━━━ Dataset rows ━━━

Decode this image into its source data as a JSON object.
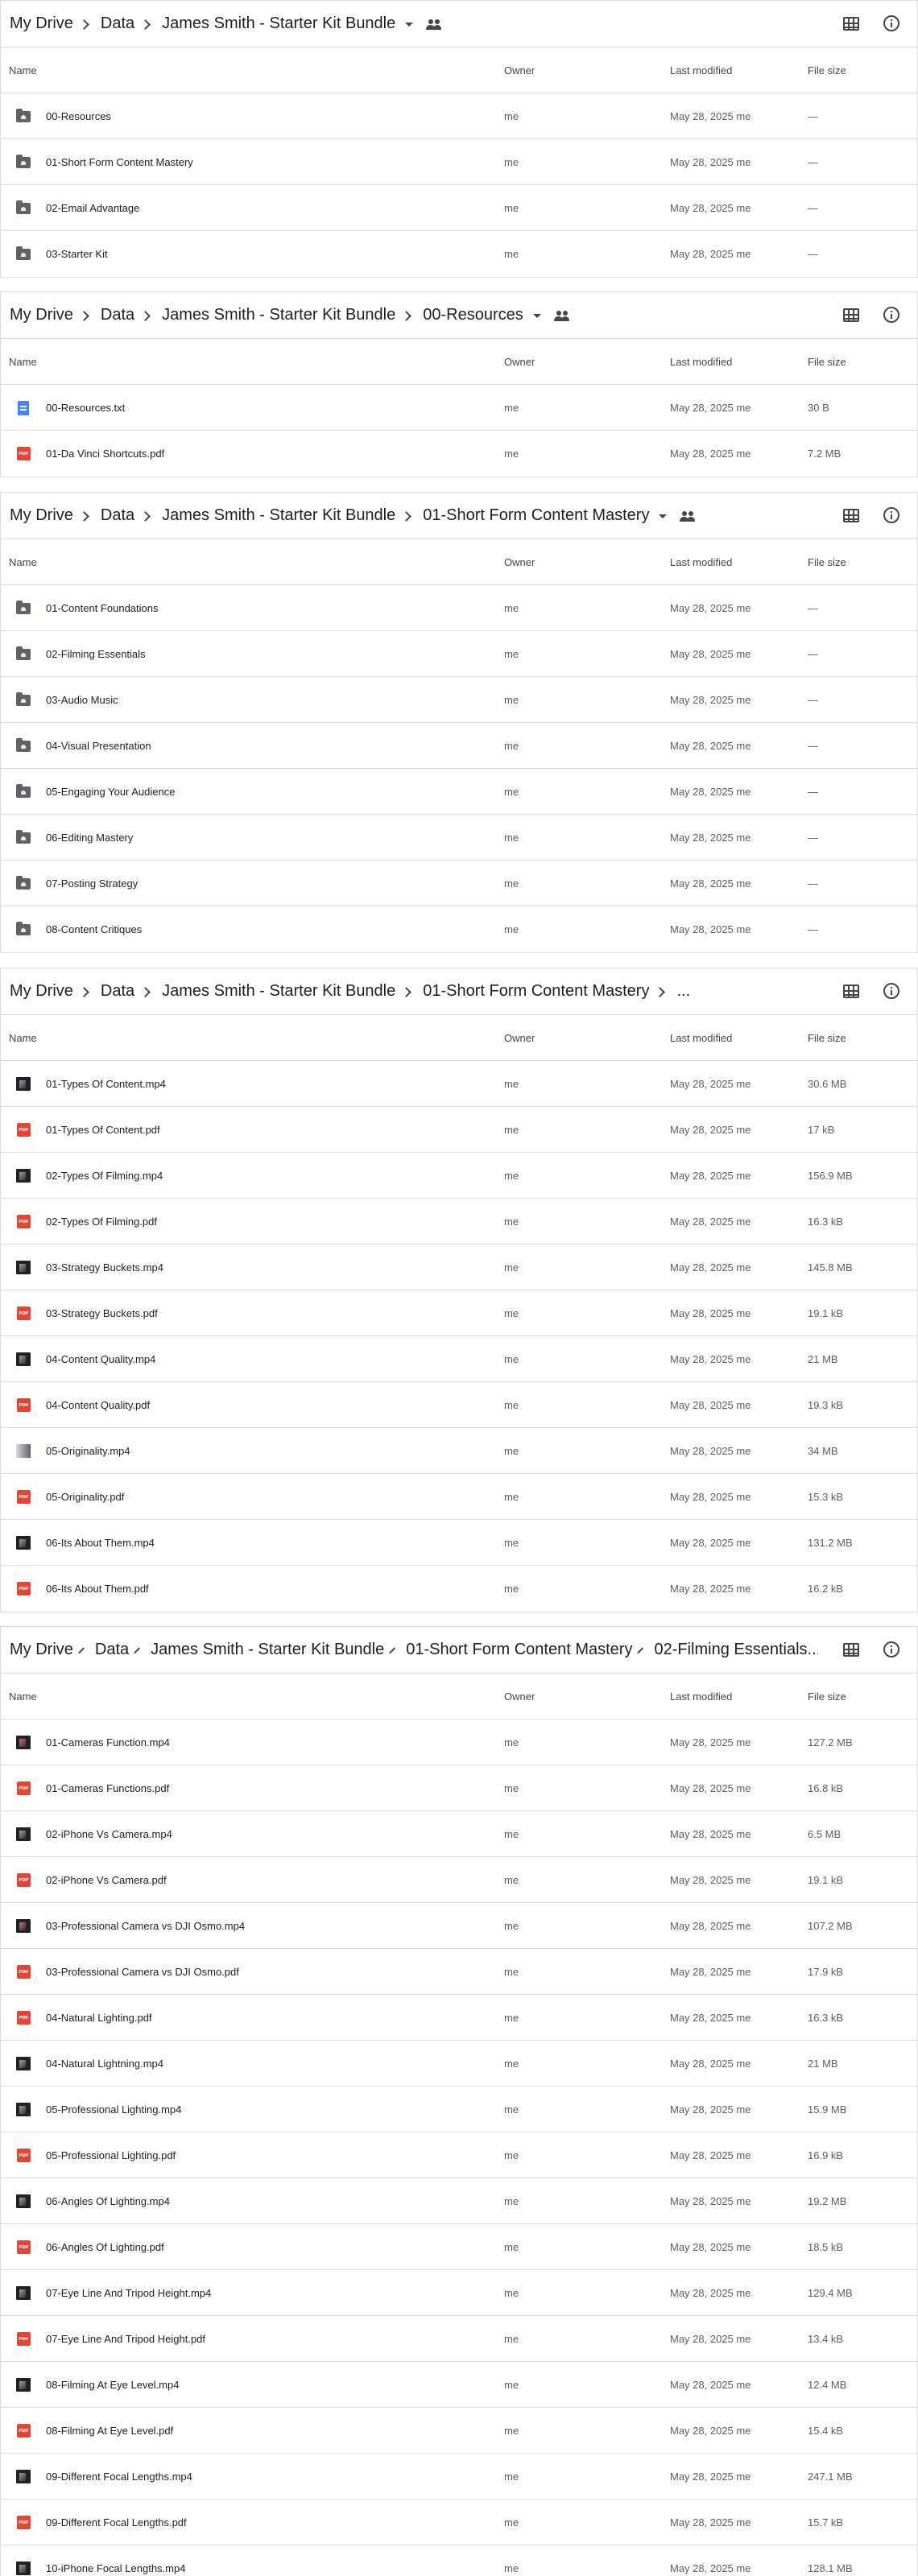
{
  "columns": {
    "name": "Name",
    "owner": "Owner",
    "modified": "Last modified",
    "size": "File size"
  },
  "colors": {
    "folder": "#5f6368",
    "doc": "#4285f4",
    "pdf": "#ea4335",
    "border": "#dadce0"
  },
  "panels": [
    {
      "breadcrumbs": [
        "My Drive",
        "Data",
        "James Smith - Starter Kit Bundle"
      ],
      "dropdown": true,
      "shared_icon": true,
      "truncated": false,
      "rows": [
        {
          "icon": "folder-icon",
          "name": "00-Resources",
          "owner": "me",
          "modified": "May 28, 2025 me",
          "size": "—"
        },
        {
          "icon": "folder-icon",
          "name": "01-Short Form Content Mastery",
          "owner": "me",
          "modified": "May 28, 2025 me",
          "size": "—"
        },
        {
          "icon": "folder-icon",
          "name": "02-Email Advantage",
          "owner": "me",
          "modified": "May 28, 2025 me",
          "size": "—"
        },
        {
          "icon": "folder-icon",
          "name": "03-Starter Kit",
          "owner": "me",
          "modified": "May 28, 2025 me",
          "size": "—"
        }
      ]
    },
    {
      "breadcrumbs": [
        "My Drive",
        "Data",
        "James Smith - Starter Kit Bundle",
        "00-Resources"
      ],
      "dropdown": true,
      "shared_icon": true,
      "truncated": false,
      "rows": [
        {
          "icon": "doc-icon",
          "name": "00-Resources.txt",
          "owner": "me",
          "modified": "May 28, 2025 me",
          "size": "30 B"
        },
        {
          "icon": "pdf-icon",
          "name": "01-Da Vinci Shortcuts.pdf",
          "owner": "me",
          "modified": "May 28, 2025 me",
          "size": "7.2 MB"
        }
      ]
    },
    {
      "breadcrumbs": [
        "My Drive",
        "Data",
        "James Smith - Starter Kit Bundle",
        "01-Short Form Content Mastery"
      ],
      "dropdown": true,
      "shared_icon": true,
      "truncated": false,
      "rows": [
        {
          "icon": "folder-icon",
          "name": "01-Content Foundations",
          "owner": "me",
          "modified": "May 28, 2025 me",
          "size": "—"
        },
        {
          "icon": "folder-icon",
          "name": "02-Filming Essentials",
          "owner": "me",
          "modified": "May 28, 2025 me",
          "size": "—"
        },
        {
          "icon": "folder-icon",
          "name": "03-Audio Music",
          "owner": "me",
          "modified": "May 28, 2025 me",
          "size": "—"
        },
        {
          "icon": "folder-icon",
          "name": "04-Visual Presentation",
          "owner": "me",
          "modified": "May 28, 2025 me",
          "size": "—"
        },
        {
          "icon": "folder-icon",
          "name": "05-Engaging Your Audience",
          "owner": "me",
          "modified": "May 28, 2025 me",
          "size": "—"
        },
        {
          "icon": "folder-icon",
          "name": "06-Editing Mastery",
          "owner": "me",
          "modified": "May 28, 2025 me",
          "size": "—"
        },
        {
          "icon": "folder-icon",
          "name": "07-Posting Strategy",
          "owner": "me",
          "modified": "May 28, 2025 me",
          "size": "—"
        },
        {
          "icon": "folder-icon",
          "name": "08-Content Critiques",
          "owner": "me",
          "modified": "May 28, 2025 me",
          "size": "—"
        }
      ]
    },
    {
      "breadcrumbs": [
        "My Drive",
        "Data",
        "James Smith - Starter Kit Bundle",
        "01-Short Form Content Mastery",
        "..."
      ],
      "dropdown": false,
      "shared_icon": false,
      "truncated": true,
      "rows": [
        {
          "icon": "video-icon",
          "name": "01-Types Of Content.mp4",
          "owner": "me",
          "modified": "May 28, 2025 me",
          "size": "30.6 MB"
        },
        {
          "icon": "pdf-icon",
          "name": "01-Types Of Content.pdf",
          "owner": "me",
          "modified": "May 28, 2025 me",
          "size": "17 kB"
        },
        {
          "icon": "video-icon",
          "name": "02-Types Of Filming.mp4",
          "owner": "me",
          "modified": "May 28, 2025 me",
          "size": "156.9 MB"
        },
        {
          "icon": "pdf-icon",
          "name": "02-Types Of Filming.pdf",
          "owner": "me",
          "modified": "May 28, 2025 me",
          "size": "16.3 kB"
        },
        {
          "icon": "video-icon",
          "name": "03-Strategy Buckets.mp4",
          "owner": "me",
          "modified": "May 28, 2025 me",
          "size": "145.8 MB"
        },
        {
          "icon": "pdf-icon",
          "name": "03-Strategy Buckets.pdf",
          "owner": "me",
          "modified": "May 28, 2025 me",
          "size": "19.1 kB"
        },
        {
          "icon": "video-icon",
          "name": "04-Content Quality.mp4",
          "owner": "me",
          "modified": "May 28, 2025 me",
          "size": "21 MB"
        },
        {
          "icon": "pdf-icon",
          "name": "04-Content Quality.pdf",
          "owner": "me",
          "modified": "May 28, 2025 me",
          "size": "19.3 kB"
        },
        {
          "icon": "video-light-icon",
          "name": "05-Originality.mp4",
          "owner": "me",
          "modified": "May 28, 2025 me",
          "size": "34 MB"
        },
        {
          "icon": "pdf-icon",
          "name": "05-Originality.pdf",
          "owner": "me",
          "modified": "May 28, 2025 me",
          "size": "15.3 kB"
        },
        {
          "icon": "video-icon",
          "name": "06-Its About Them.mp4",
          "owner": "me",
          "modified": "May 28, 2025 me",
          "size": "131.2 MB"
        },
        {
          "icon": "pdf-icon",
          "name": "06-Its About Them.pdf",
          "owner": "me",
          "modified": "May 28, 2025 me",
          "size": "16.2 kB"
        }
      ]
    },
    {
      "breadcrumbs": [
        "My Drive",
        "Data",
        "James Smith - Starter Kit Bundle",
        "01-Short Form Content Mastery",
        "02-Filming Essentials..."
      ],
      "dropdown": false,
      "shared_icon": false,
      "truncated": true,
      "rows": [
        {
          "icon": "video-warm-icon",
          "name": "01-Cameras Function.mp4",
          "owner": "me",
          "modified": "May 28, 2025 me",
          "size": "127.2 MB"
        },
        {
          "icon": "pdf-icon",
          "name": "01-Cameras Functions.pdf",
          "owner": "me",
          "modified": "May 28, 2025 me",
          "size": "16.8 kB"
        },
        {
          "icon": "video-icon",
          "name": "02-iPhone Vs Camera.mp4",
          "owner": "me",
          "modified": "May 28, 2025 me",
          "size": "6.5 MB"
        },
        {
          "icon": "pdf-icon",
          "name": "02-iPhone Vs Camera.pdf",
          "owner": "me",
          "modified": "May 28, 2025 me",
          "size": "19.1 kB"
        },
        {
          "icon": "video-warm-icon",
          "name": "03-Professional Camera vs DJI Osmo.mp4",
          "owner": "me",
          "modified": "May 28, 2025 me",
          "size": "107.2 MB"
        },
        {
          "icon": "pdf-icon",
          "name": "03-Professional Camera vs DJI Osmo.pdf",
          "owner": "me",
          "modified": "May 28, 2025 me",
          "size": "17.9 kB"
        },
        {
          "icon": "pdf-icon",
          "name": "04-Natural Lighting.pdf",
          "owner": "me",
          "modified": "May 28, 2025 me",
          "size": "16.3 kB"
        },
        {
          "icon": "video-icon",
          "name": "04-Natural Lightning.mp4",
          "owner": "me",
          "modified": "May 28, 2025 me",
          "size": "21 MB"
        },
        {
          "icon": "video-icon",
          "name": "05-Professional Lighting.mp4",
          "owner": "me",
          "modified": "May 28, 2025 me",
          "size": "15.9 MB"
        },
        {
          "icon": "pdf-icon",
          "name": "05-Professional Lighting.pdf",
          "owner": "me",
          "modified": "May 28, 2025 me",
          "size": "16.9 kB"
        },
        {
          "icon": "video-icon",
          "name": "06-Angles Of Lighting.mp4",
          "owner": "me",
          "modified": "May 28, 2025 me",
          "size": "19.2 MB"
        },
        {
          "icon": "pdf-icon",
          "name": "06-Angles Of Lighting.pdf",
          "owner": "me",
          "modified": "May 28, 2025 me",
          "size": "18.5 kB"
        },
        {
          "icon": "video-icon",
          "name": "07-Eye Line And Tripod Height.mp4",
          "owner": "me",
          "modified": "May 28, 2025 me",
          "size": "129.4 MB"
        },
        {
          "icon": "pdf-icon",
          "name": "07-Eye Line And Tripod Height.pdf",
          "owner": "me",
          "modified": "May 28, 2025 me",
          "size": "13.4 kB"
        },
        {
          "icon": "video-icon",
          "name": "08-Filming At Eye Level.mp4",
          "owner": "me",
          "modified": "May 28, 2025 me",
          "size": "12.4 MB"
        },
        {
          "icon": "pdf-icon",
          "name": "08-Filming At Eye Level.pdf",
          "owner": "me",
          "modified": "May 28, 2025 me",
          "size": "15.4 kB"
        },
        {
          "icon": "video-icon",
          "name": "09-Different Focal Lengths.mp4",
          "owner": "me",
          "modified": "May 28, 2025 me",
          "size": "247.1 MB"
        },
        {
          "icon": "pdf-icon",
          "name": "09-Different Focal Lengths.pdf",
          "owner": "me",
          "modified": "May 28, 2025 me",
          "size": "15.7 kB"
        },
        {
          "icon": "video-icon",
          "name": "10-iPhone Focal Lengths.mp4",
          "owner": "me",
          "modified": "May 28, 2025 me",
          "size": "128.1 MB"
        }
      ]
    }
  ]
}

━━━

### What to do
Return all lines containing "Tripod".

### Exercise solution
          "name": "07-Eye Line And Tripod Height.mp4",
          "name": "07-Eye Line And Tripod Height.pdf",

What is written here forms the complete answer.